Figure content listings

_ _ _ _ _ _ _

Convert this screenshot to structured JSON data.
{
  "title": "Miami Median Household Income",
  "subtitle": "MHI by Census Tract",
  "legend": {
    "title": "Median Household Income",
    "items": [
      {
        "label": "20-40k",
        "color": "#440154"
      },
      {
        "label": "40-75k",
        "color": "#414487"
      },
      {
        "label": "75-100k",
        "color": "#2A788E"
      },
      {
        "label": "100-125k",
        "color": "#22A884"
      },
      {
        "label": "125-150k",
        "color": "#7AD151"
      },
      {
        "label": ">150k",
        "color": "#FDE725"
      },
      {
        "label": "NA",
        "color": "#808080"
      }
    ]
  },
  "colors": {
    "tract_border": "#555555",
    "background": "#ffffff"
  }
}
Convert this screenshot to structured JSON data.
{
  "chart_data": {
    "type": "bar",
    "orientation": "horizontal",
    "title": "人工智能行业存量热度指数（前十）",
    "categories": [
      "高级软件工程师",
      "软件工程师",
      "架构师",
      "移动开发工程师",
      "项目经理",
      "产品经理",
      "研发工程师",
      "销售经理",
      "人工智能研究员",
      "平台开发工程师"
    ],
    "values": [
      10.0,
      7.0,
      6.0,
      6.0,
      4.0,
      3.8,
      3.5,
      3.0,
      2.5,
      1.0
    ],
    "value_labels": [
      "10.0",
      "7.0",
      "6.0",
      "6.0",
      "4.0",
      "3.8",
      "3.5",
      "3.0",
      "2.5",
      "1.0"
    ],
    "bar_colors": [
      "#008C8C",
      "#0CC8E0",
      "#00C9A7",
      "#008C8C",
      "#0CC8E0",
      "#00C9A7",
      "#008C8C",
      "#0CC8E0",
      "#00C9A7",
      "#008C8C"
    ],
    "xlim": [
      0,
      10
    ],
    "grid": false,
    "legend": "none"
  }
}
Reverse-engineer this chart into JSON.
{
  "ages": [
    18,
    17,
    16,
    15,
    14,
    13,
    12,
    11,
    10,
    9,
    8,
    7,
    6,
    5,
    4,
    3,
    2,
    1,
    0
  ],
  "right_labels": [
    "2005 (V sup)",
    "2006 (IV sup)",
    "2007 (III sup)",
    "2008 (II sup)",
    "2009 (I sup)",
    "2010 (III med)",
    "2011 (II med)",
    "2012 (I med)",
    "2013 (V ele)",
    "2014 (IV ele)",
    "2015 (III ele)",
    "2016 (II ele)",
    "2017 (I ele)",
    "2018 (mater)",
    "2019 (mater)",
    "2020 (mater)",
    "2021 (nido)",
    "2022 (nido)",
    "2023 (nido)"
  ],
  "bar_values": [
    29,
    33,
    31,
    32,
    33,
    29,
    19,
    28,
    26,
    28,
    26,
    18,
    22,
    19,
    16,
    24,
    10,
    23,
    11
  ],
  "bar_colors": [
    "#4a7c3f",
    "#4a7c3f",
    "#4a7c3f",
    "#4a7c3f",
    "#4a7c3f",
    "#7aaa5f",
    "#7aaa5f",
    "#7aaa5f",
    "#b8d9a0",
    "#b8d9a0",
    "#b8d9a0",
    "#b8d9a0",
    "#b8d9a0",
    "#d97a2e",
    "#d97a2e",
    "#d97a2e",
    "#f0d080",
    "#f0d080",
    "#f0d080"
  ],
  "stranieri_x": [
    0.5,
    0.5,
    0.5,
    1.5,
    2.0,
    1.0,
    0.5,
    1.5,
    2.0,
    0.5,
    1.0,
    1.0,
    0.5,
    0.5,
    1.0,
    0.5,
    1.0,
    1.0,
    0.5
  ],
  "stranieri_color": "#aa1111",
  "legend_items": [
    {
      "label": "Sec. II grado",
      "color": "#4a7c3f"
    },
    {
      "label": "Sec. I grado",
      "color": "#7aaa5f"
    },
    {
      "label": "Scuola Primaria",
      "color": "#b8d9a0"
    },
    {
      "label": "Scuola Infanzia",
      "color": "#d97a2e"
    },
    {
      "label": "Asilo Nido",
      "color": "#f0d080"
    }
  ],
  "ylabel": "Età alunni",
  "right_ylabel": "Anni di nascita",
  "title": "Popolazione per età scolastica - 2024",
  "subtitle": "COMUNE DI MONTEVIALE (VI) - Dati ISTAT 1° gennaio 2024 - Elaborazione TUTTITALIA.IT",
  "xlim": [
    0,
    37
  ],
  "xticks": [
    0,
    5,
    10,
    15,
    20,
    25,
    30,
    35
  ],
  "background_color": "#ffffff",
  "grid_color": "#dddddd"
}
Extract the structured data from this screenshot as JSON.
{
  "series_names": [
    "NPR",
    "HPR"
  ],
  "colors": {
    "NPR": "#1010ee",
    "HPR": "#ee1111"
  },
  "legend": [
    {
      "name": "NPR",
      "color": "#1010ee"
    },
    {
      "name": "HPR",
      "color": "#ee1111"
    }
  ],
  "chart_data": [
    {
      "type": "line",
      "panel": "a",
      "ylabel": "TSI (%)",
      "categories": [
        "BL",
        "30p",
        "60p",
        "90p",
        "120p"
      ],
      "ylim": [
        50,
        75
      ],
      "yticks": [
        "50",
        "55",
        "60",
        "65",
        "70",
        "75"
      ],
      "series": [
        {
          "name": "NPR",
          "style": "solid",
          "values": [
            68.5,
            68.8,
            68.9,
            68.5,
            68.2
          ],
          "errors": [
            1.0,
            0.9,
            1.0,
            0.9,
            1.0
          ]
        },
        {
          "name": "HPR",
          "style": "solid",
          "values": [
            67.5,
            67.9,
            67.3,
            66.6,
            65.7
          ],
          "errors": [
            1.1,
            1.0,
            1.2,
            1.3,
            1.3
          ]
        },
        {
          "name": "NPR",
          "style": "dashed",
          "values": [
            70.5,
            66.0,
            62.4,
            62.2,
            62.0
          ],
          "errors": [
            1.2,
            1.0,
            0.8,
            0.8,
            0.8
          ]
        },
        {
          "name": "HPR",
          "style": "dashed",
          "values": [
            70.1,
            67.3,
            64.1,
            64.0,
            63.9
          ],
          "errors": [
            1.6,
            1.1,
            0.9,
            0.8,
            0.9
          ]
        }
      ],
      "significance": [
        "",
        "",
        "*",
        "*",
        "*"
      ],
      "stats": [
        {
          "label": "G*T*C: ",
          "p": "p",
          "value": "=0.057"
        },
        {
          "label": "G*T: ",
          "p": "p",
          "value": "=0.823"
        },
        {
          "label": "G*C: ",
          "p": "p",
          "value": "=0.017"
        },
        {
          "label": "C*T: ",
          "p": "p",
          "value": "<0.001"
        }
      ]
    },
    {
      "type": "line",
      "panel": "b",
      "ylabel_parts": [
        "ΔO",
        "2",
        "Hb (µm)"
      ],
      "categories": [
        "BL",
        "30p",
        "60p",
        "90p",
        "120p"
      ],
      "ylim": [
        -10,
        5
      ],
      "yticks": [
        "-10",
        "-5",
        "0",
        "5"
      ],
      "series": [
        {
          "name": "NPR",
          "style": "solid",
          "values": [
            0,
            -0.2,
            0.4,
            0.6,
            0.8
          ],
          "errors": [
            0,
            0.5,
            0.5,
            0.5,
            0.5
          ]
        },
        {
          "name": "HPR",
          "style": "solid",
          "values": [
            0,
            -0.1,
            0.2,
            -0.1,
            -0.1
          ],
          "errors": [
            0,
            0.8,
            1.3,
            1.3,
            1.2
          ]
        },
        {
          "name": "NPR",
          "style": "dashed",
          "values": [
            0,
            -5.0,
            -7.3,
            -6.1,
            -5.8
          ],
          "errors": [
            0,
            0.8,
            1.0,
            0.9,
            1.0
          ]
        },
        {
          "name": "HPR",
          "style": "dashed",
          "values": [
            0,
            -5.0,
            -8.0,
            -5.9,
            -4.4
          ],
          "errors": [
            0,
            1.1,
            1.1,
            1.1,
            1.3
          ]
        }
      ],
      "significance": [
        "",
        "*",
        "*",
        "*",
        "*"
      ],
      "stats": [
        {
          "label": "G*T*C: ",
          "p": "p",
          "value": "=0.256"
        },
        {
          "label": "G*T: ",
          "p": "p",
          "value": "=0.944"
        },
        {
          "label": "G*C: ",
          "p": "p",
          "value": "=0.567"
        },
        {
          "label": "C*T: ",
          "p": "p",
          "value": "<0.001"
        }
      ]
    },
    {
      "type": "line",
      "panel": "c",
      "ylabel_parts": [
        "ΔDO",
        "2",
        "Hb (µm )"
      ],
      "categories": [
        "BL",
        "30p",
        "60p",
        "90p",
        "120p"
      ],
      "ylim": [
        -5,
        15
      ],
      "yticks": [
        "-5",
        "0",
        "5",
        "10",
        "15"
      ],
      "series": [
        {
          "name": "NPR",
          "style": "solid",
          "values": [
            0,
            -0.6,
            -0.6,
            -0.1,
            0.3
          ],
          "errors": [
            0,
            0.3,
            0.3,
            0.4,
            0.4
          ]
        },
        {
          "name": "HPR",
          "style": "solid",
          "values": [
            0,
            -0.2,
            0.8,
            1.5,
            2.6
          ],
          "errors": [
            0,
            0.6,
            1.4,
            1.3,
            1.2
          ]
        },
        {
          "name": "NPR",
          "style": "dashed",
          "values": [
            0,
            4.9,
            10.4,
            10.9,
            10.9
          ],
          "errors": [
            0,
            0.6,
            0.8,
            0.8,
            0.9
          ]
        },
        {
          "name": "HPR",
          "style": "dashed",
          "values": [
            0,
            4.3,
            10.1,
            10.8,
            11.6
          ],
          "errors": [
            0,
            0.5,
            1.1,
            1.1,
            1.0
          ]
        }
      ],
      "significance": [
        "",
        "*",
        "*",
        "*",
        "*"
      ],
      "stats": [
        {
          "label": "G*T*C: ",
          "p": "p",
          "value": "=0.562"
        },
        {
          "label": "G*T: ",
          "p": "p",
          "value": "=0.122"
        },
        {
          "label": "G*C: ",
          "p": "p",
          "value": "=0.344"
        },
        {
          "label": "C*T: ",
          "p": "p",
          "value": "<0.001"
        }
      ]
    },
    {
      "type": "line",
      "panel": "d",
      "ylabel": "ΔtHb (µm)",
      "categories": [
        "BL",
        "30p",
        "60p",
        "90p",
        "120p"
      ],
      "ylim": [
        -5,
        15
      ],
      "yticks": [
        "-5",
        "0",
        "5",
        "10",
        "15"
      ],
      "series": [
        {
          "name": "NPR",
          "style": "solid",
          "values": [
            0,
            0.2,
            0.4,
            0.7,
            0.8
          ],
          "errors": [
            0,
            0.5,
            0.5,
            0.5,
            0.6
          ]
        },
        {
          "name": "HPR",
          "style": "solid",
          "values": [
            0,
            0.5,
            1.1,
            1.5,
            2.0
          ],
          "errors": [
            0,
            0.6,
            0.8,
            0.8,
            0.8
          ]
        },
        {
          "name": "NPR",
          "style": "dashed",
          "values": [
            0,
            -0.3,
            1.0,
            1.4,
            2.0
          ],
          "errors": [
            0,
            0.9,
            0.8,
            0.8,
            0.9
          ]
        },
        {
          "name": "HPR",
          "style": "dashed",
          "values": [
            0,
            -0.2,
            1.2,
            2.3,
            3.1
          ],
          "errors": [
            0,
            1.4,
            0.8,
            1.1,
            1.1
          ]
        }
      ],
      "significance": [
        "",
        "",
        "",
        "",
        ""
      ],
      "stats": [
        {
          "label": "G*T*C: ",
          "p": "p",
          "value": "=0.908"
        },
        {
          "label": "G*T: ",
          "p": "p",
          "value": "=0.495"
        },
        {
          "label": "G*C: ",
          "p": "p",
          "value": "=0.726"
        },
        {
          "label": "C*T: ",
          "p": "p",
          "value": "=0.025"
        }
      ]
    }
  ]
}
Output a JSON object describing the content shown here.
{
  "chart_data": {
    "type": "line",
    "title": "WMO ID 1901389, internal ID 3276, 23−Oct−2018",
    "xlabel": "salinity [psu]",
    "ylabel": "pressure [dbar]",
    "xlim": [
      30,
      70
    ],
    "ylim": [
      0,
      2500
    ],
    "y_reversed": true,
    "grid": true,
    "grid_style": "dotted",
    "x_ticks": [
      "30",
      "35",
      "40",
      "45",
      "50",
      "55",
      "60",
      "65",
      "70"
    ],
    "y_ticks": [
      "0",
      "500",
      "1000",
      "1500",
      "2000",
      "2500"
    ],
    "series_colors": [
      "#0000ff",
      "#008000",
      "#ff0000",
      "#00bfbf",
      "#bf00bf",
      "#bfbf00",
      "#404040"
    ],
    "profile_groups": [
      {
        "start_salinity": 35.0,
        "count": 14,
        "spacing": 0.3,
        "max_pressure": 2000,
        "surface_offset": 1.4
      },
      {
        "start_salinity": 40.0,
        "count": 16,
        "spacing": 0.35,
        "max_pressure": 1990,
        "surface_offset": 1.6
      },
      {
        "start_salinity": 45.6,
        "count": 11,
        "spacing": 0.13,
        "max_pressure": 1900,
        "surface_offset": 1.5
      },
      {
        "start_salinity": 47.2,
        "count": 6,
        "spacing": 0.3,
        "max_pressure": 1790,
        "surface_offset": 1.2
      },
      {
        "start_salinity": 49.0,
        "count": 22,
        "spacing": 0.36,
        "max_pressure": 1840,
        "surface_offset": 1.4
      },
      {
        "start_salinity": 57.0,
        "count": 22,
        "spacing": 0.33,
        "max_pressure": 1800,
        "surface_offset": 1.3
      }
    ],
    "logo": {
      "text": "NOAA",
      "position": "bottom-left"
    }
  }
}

_ _ _ _ _ _ _

Task to carry out: Read the data above and pull out each line that holds the string "Income".

Finished answer:
  "title": "Miami Median Household Income",
    "title": "Median Household Income",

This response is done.